(Problem to solve): Exactly reproduce each record listed below.

(Stored data):
########

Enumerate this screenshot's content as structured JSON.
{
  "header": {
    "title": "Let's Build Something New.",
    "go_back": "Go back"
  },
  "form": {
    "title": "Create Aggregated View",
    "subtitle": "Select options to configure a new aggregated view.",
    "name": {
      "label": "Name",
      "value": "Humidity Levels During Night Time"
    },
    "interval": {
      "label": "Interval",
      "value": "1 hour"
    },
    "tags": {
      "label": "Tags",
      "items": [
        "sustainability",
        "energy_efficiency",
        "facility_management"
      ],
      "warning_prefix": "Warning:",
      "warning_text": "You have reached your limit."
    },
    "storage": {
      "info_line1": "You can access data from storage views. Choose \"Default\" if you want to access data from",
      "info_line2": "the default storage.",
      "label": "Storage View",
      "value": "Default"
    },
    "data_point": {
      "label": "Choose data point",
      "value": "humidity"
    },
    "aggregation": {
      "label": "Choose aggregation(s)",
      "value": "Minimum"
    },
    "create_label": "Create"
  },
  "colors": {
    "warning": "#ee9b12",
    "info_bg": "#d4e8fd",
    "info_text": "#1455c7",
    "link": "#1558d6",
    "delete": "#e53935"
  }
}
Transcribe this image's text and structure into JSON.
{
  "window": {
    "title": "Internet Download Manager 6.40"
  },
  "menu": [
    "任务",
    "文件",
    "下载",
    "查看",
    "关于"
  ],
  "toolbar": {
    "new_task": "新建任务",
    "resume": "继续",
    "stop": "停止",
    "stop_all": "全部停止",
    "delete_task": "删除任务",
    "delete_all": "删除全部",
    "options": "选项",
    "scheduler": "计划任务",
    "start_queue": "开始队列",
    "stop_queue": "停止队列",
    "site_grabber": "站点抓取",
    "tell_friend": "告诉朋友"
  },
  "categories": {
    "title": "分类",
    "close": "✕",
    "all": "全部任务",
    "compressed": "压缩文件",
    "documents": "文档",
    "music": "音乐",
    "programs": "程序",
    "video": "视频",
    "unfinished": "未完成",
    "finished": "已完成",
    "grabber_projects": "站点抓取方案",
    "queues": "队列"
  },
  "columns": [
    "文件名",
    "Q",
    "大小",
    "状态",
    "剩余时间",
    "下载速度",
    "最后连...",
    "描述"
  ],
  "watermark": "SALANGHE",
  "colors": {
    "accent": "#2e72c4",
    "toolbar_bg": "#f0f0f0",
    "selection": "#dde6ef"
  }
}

########

(Result):
Enumerate this screenshot's content as structured JSON.
{
  "header": {
    "title": "Let's Build Something New.",
    "go_back": "Go back"
  },
  "form": {
    "title": "Create Aggregated View",
    "subtitle": "Select options to configure a new aggregated view.",
    "name": {
      "label": "Name",
      "value": "Humidity Levels During Night Time"
    },
    "interval": {
      "label": "Interval",
      "value": "1 hour"
    },
    "tags": {
      "label": "Tags",
      "items": [
        "sustainability",
        "energy_efficiency",
        "facility_management"
      ],
      "warning_prefix": "Warning:",
      "warning_text": "You have reached your limit."
    },
    "storage": {
      "info_line1": "You can access data from storage views. Choose \"Default\" if you want to access data from",
      "info_line2": "the default storage.",
      "label": "Storage View",
      "value": "Default"
    },
    "data_point": {
      "label": "Choose data point",
      "value": "humidity"
    },
    "aggregation": {
      "label": "Choose aggregation(s)",
      "value": "Minimum"
    },
    "create_label": "Create"
  },
  "colors": {
    "warning": "#ee9b12",
    "info_bg": "#d4e8fd",
    "info_text": "#1455c7",
    "link": "#1558d6",
    "delete": "#e53935"
  }
}
Transcribe this image's text and structure into JSON.
{
  "window": {
    "title": "Internet Download Manager 6.40"
  },
  "menu": [
    "任务",
    "文件",
    "下载",
    "查看",
    "关于"
  ],
  "toolbar": {
    "new_task": "新建任务",
    "resume": "继续",
    "stop": "停止",
    "stop_all": "全部停止",
    "delete_task": "删除任务",
    "delete_all": "删除全部",
    "options": "选项",
    "scheduler": "计划任务",
    "start_queue": "开始队列",
    "stop_queue": "停止队列",
    "site_grabber": "站点抓取",
    "tell_friend": "告诉朋友"
  },
  "categories": {
    "title": "分类",
    "close": "✕",
    "all": "全部任务",
    "compressed": "压缩文件",
    "documents": "文档",
    "music": "音乐",
    "programs": "程序",
    "video": "视频",
    "unfinished": "未完成",
    "finished": "已完成",
    "grabber_projects": "站点抓取方案",
    "queues": "队列"
  },
  "columns": [
    "文件名",
    "Q",
    "大小",
    "状态",
    "剩余时间",
    "下载速度",
    "最后连...",
    "描述"
  ],
  "watermark": "SALANGHE",
  "colors": {
    "accent": "#2e72c4",
    "toolbar_bg": "#f0f0f0",
    "selection": "#dde6ef"
  }
}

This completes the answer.